◆ **Given problem**:
Below are records; state how many of their lines hold the word "title", and give only the figure.

[Stored data entries]

■ ■ ■

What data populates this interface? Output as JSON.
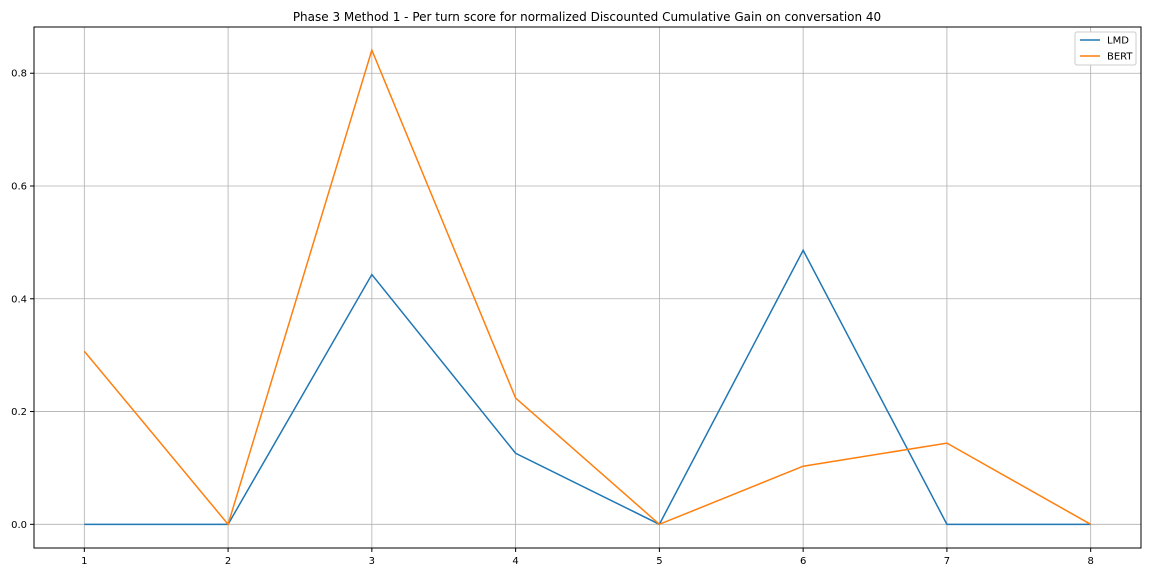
{
  "chart_data": {
    "type": "line",
    "title": "Phase 3 Method 1 - Per turn score for normalized Discounted Cumulative Gain on conversation 40",
    "xlabel": "",
    "ylabel": "",
    "x": [
      1,
      2,
      3,
      4,
      5,
      6,
      7,
      8
    ],
    "xticks": [
      1,
      2,
      3,
      4,
      5,
      6,
      7,
      8
    ],
    "yticks": [
      0.0,
      0.2,
      0.4,
      0.6,
      0.8
    ],
    "xlim": [
      0.65,
      8.35
    ],
    "ylim": [
      -0.042,
      0.882
    ],
    "grid": true,
    "legend_position": "top-right",
    "series": [
      {
        "name": "LMD",
        "color": "#1f77b4",
        "values": [
          0,
          0,
          0.443,
          0.126,
          0,
          0.486,
          0,
          0
        ]
      },
      {
        "name": "BERT",
        "color": "#ff7f0e",
        "values": [
          0.307,
          0,
          0.841,
          0.224,
          0,
          0.103,
          0.144,
          0
        ]
      }
    ]
  }
}
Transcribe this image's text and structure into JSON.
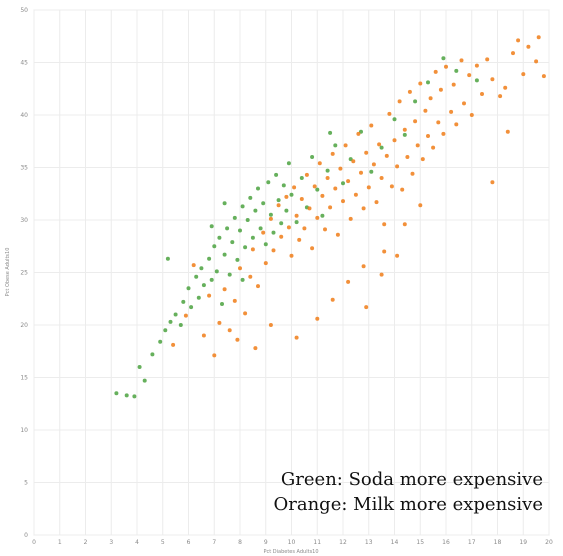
{
  "chart_data": {
    "type": "scatter",
    "title": "",
    "xlabel": "Pct Diabetes Adults10",
    "ylabel": "Pct Obese Adults10",
    "xlim": [
      0,
      20
    ],
    "ylim": [
      0,
      50
    ],
    "x_ticks": [
      0,
      1,
      2,
      3,
      4,
      5,
      6,
      7,
      8,
      9,
      10,
      11,
      12,
      13,
      14,
      15,
      16,
      17,
      18,
      19,
      20
    ],
    "y_ticks": [
      0,
      5,
      10,
      15,
      20,
      25,
      30,
      35,
      40,
      45,
      50
    ],
    "grid": true,
    "series": [
      {
        "color": "#4ba23f",
        "points": [
          [
            3.2,
            13.5
          ],
          [
            3.6,
            13.3
          ],
          [
            3.9,
            13.2
          ],
          [
            4.1,
            16.0
          ],
          [
            4.3,
            14.7
          ],
          [
            4.6,
            17.2
          ],
          [
            4.9,
            18.4
          ],
          [
            5.1,
            19.5
          ],
          [
            5.3,
            20.3
          ],
          [
            5.5,
            21.0
          ],
          [
            5.7,
            20.0
          ],
          [
            5.8,
            22.2
          ],
          [
            6.0,
            23.5
          ],
          [
            6.1,
            21.7
          ],
          [
            6.3,
            24.6
          ],
          [
            6.4,
            22.6
          ],
          [
            6.5,
            25.4
          ],
          [
            6.6,
            23.8
          ],
          [
            6.8,
            26.3
          ],
          [
            6.9,
            24.3
          ],
          [
            7.0,
            27.5
          ],
          [
            7.1,
            25.1
          ],
          [
            7.2,
            28.3
          ],
          [
            7.3,
            22.0
          ],
          [
            7.4,
            26.7
          ],
          [
            7.5,
            29.2
          ],
          [
            7.6,
            24.8
          ],
          [
            7.7,
            27.9
          ],
          [
            7.8,
            30.2
          ],
          [
            7.9,
            26.2
          ],
          [
            8.0,
            29.0
          ],
          [
            8.1,
            31.3
          ],
          [
            8.2,
            27.4
          ],
          [
            8.3,
            30.0
          ],
          [
            8.4,
            32.1
          ],
          [
            8.5,
            28.3
          ],
          [
            8.6,
            30.9
          ],
          [
            8.7,
            33.0
          ],
          [
            8.8,
            29.2
          ],
          [
            8.9,
            31.6
          ],
          [
            9.0,
            27.7
          ],
          [
            9.1,
            33.6
          ],
          [
            9.2,
            30.5
          ],
          [
            9.3,
            28.8
          ],
          [
            9.4,
            34.3
          ],
          [
            9.5,
            31.9
          ],
          [
            9.6,
            29.7
          ],
          [
            9.7,
            33.3
          ],
          [
            9.8,
            30.9
          ],
          [
            9.9,
            35.4
          ],
          [
            10.0,
            32.4
          ],
          [
            10.2,
            29.8
          ],
          [
            10.4,
            34.0
          ],
          [
            10.6,
            31.2
          ],
          [
            10.8,
            36.0
          ],
          [
            11.0,
            32.9
          ],
          [
            11.2,
            30.4
          ],
          [
            11.4,
            34.7
          ],
          [
            11.7,
            37.1
          ],
          [
            12.0,
            33.5
          ],
          [
            12.3,
            35.8
          ],
          [
            12.7,
            38.4
          ],
          [
            13.1,
            34.6
          ],
          [
            13.5,
            36.9
          ],
          [
            14.0,
            39.6
          ],
          [
            14.4,
            38.1
          ],
          [
            14.8,
            41.3
          ],
          [
            15.3,
            43.1
          ],
          [
            16.4,
            44.2
          ],
          [
            17.2,
            43.3
          ],
          [
            11.5,
            38.3
          ],
          [
            15.9,
            45.4
          ],
          [
            6.9,
            29.4
          ],
          [
            7.4,
            31.6
          ],
          [
            8.1,
            24.3
          ],
          [
            5.2,
            26.3
          ]
        ]
      },
      {
        "color": "#f07c18",
        "points": [
          [
            5.4,
            18.1
          ],
          [
            5.9,
            20.9
          ],
          [
            6.2,
            25.7
          ],
          [
            6.6,
            19.0
          ],
          [
            6.8,
            22.8
          ],
          [
            7.0,
            17.1
          ],
          [
            7.2,
            20.2
          ],
          [
            7.4,
            23.4
          ],
          [
            7.6,
            19.5
          ],
          [
            7.8,
            22.3
          ],
          [
            8.0,
            25.4
          ],
          [
            8.2,
            21.1
          ],
          [
            8.4,
            24.6
          ],
          [
            8.5,
            27.2
          ],
          [
            8.7,
            23.7
          ],
          [
            8.9,
            28.8
          ],
          [
            9.0,
            25.9
          ],
          [
            9.2,
            30.1
          ],
          [
            9.3,
            27.1
          ],
          [
            9.5,
            31.4
          ],
          [
            9.6,
            28.4
          ],
          [
            9.8,
            32.2
          ],
          [
            9.9,
            29.3
          ],
          [
            10.0,
            26.6
          ],
          [
            10.1,
            33.1
          ],
          [
            10.2,
            30.4
          ],
          [
            10.3,
            28.1
          ],
          [
            10.4,
            32.0
          ],
          [
            10.5,
            29.2
          ],
          [
            10.6,
            34.3
          ],
          [
            10.7,
            31.1
          ],
          [
            10.8,
            27.3
          ],
          [
            10.9,
            33.2
          ],
          [
            11.0,
            30.2
          ],
          [
            11.1,
            35.4
          ],
          [
            11.2,
            32.3
          ],
          [
            11.3,
            29.1
          ],
          [
            11.4,
            34.0
          ],
          [
            11.5,
            31.2
          ],
          [
            11.6,
            36.3
          ],
          [
            11.7,
            33.0
          ],
          [
            11.8,
            28.6
          ],
          [
            11.9,
            34.9
          ],
          [
            12.0,
            31.8
          ],
          [
            12.1,
            37.1
          ],
          [
            12.2,
            33.7
          ],
          [
            12.3,
            30.1
          ],
          [
            12.4,
            35.6
          ],
          [
            12.5,
            32.4
          ],
          [
            12.6,
            38.2
          ],
          [
            12.7,
            34.5
          ],
          [
            12.8,
            31.1
          ],
          [
            12.9,
            36.4
          ],
          [
            13.0,
            33.1
          ],
          [
            13.1,
            39.0
          ],
          [
            13.2,
            35.3
          ],
          [
            13.3,
            31.7
          ],
          [
            13.4,
            37.2
          ],
          [
            13.5,
            34.0
          ],
          [
            13.6,
            29.6
          ],
          [
            13.7,
            36.1
          ],
          [
            13.8,
            40.1
          ],
          [
            13.9,
            33.2
          ],
          [
            14.0,
            37.6
          ],
          [
            14.1,
            35.1
          ],
          [
            14.2,
            41.3
          ],
          [
            14.3,
            32.9
          ],
          [
            14.4,
            38.6
          ],
          [
            14.5,
            36.0
          ],
          [
            14.6,
            42.2
          ],
          [
            14.7,
            34.4
          ],
          [
            14.8,
            39.4
          ],
          [
            14.9,
            37.1
          ],
          [
            15.0,
            43.0
          ],
          [
            15.1,
            35.8
          ],
          [
            15.2,
            40.4
          ],
          [
            15.3,
            38.0
          ],
          [
            15.4,
            41.6
          ],
          [
            15.5,
            36.9
          ],
          [
            15.6,
            44.1
          ],
          [
            15.7,
            39.3
          ],
          [
            15.8,
            42.4
          ],
          [
            15.9,
            38.2
          ],
          [
            16.0,
            44.6
          ],
          [
            16.2,
            40.3
          ],
          [
            16.3,
            42.9
          ],
          [
            16.4,
            39.1
          ],
          [
            16.6,
            45.2
          ],
          [
            16.7,
            41.1
          ],
          [
            16.9,
            43.8
          ],
          [
            17.0,
            40.0
          ],
          [
            17.2,
            44.7
          ],
          [
            17.4,
            42.0
          ],
          [
            17.6,
            45.3
          ],
          [
            17.8,
            43.4
          ],
          [
            18.1,
            41.8
          ],
          [
            18.3,
            42.6
          ],
          [
            18.6,
            45.9
          ],
          [
            18.8,
            47.1
          ],
          [
            19.0,
            43.9
          ],
          [
            19.2,
            46.5
          ],
          [
            19.5,
            45.1
          ],
          [
            19.6,
            47.4
          ],
          [
            19.8,
            43.7
          ],
          [
            10.2,
            18.8
          ],
          [
            11.0,
            20.6
          ],
          [
            11.6,
            22.4
          ],
          [
            12.2,
            24.1
          ],
          [
            12.8,
            25.6
          ],
          [
            13.6,
            27.0
          ],
          [
            14.4,
            29.6
          ],
          [
            15.0,
            31.4
          ],
          [
            17.8,
            33.6
          ],
          [
            18.4,
            38.4
          ],
          [
            9.2,
            20.0
          ],
          [
            8.6,
            17.8
          ],
          [
            7.9,
            18.6
          ],
          [
            12.9,
            21.7
          ],
          [
            13.5,
            24.8
          ],
          [
            14.1,
            26.6
          ]
        ]
      }
    ],
    "annotations": [
      "Green: Soda more expensive",
      "Orange: Milk more expensive"
    ]
  }
}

■ ■ ■

◆ **Solved problem**:
2